» **Ejercicio propuesto 1**: Enumera todos los nombres propios de lugares geográficos que aparecen en el pasaje sobre Cabrera Infante.
» **Ejercicio propuesto 2**: Según el pasaje sobre Cabrera Infante, ¿qué premio había recibido el autor y por qué novela?

» **Pasaje del texto**:
____________________

La verdadera médula del libro se inicia inmediatamente después de ese “prólogo” y a partir de ahí la narración avanza con gran fluidez y unidad hasta el final del volumen, como un solo texto corrido en tercera persona, en el cual la palabra “él” corresponde al propio Cabrera Infante. La acción comienza en 1965 y en Bruselas, donde el autor se desempeñaba entonces como representante diplomático del régimen de Fidel Castro. Ese año, cuando estaba por tomarse unas vacaciones de verano, el narrador recibe un aviso de que su madre está muy enferma en La Habana y se teme lo peor, de lo cual deduce que en realidad ella está agonizando o ya ha fallecido. Decide volar de inmediato a la capital cubana y hacer una visita que debía durar tan solo unos días. Recordemos que esto ocurre cuando Cabrera Infante ya había recibido el Premio Biblioteca Breve por su novela Tres tristes tigres y aguardaba de un momento a otro la aparición del libro: tras su viaje a Cuba tenía que regresar pronto a Europa, para el lanzamiento de la edición y las actividades de promoción que ya estaba preparando la Editorial Seix-Barral de Barcelona.

____________________

» **Extractos de registros**:
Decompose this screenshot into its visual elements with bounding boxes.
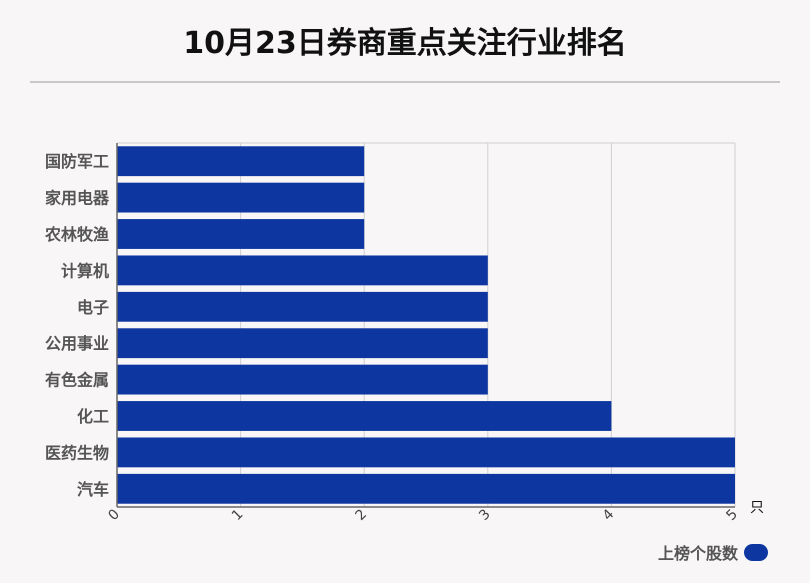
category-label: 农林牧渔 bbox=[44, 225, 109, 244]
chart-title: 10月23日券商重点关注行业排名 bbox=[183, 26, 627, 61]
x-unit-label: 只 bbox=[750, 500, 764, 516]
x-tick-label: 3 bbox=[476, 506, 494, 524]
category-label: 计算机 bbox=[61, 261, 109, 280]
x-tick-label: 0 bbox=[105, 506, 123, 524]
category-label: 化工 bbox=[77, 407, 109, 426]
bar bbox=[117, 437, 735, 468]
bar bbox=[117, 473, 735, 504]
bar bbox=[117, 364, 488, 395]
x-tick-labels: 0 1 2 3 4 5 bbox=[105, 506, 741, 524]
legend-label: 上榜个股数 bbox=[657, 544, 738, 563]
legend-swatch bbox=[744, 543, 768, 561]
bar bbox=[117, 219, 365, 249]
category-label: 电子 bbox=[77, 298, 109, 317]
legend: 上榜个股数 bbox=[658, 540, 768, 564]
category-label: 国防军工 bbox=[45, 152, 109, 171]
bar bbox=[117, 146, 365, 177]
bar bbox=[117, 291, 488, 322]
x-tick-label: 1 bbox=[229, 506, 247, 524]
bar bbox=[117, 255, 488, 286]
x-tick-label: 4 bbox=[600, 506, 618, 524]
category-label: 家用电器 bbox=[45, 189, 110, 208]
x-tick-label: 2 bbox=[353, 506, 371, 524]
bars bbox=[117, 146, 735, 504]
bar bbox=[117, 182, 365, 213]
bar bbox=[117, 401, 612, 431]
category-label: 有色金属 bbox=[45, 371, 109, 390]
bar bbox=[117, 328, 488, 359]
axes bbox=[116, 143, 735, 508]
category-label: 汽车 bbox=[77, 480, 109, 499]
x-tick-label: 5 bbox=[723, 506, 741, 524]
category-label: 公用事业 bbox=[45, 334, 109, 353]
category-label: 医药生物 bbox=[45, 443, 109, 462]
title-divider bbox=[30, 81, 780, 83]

____________________

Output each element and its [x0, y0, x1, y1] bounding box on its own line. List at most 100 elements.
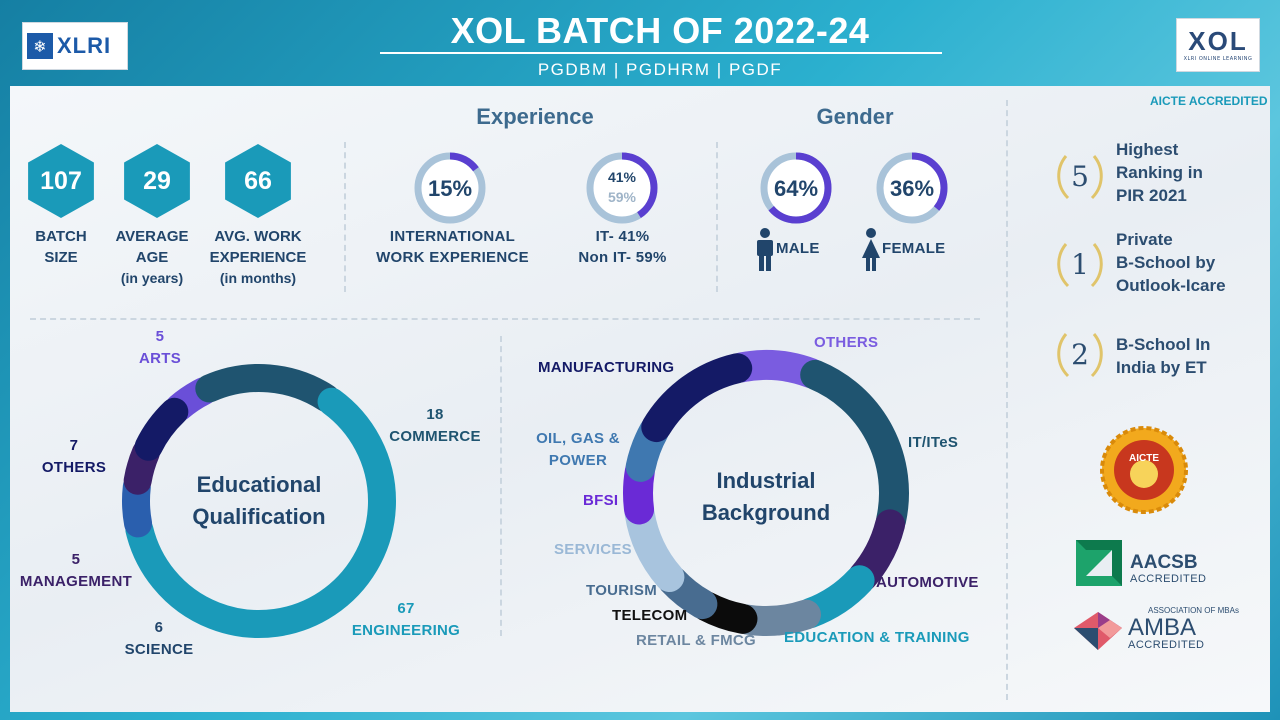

____________________

» **Respuesta al ejercicio 1**: Bruselas, La Habana, Cuba, Europa y Barcelona.

» **Respuesta al ejercicio 2**: El Premio Biblioteca Breve, por su novela Tres tristes tigres.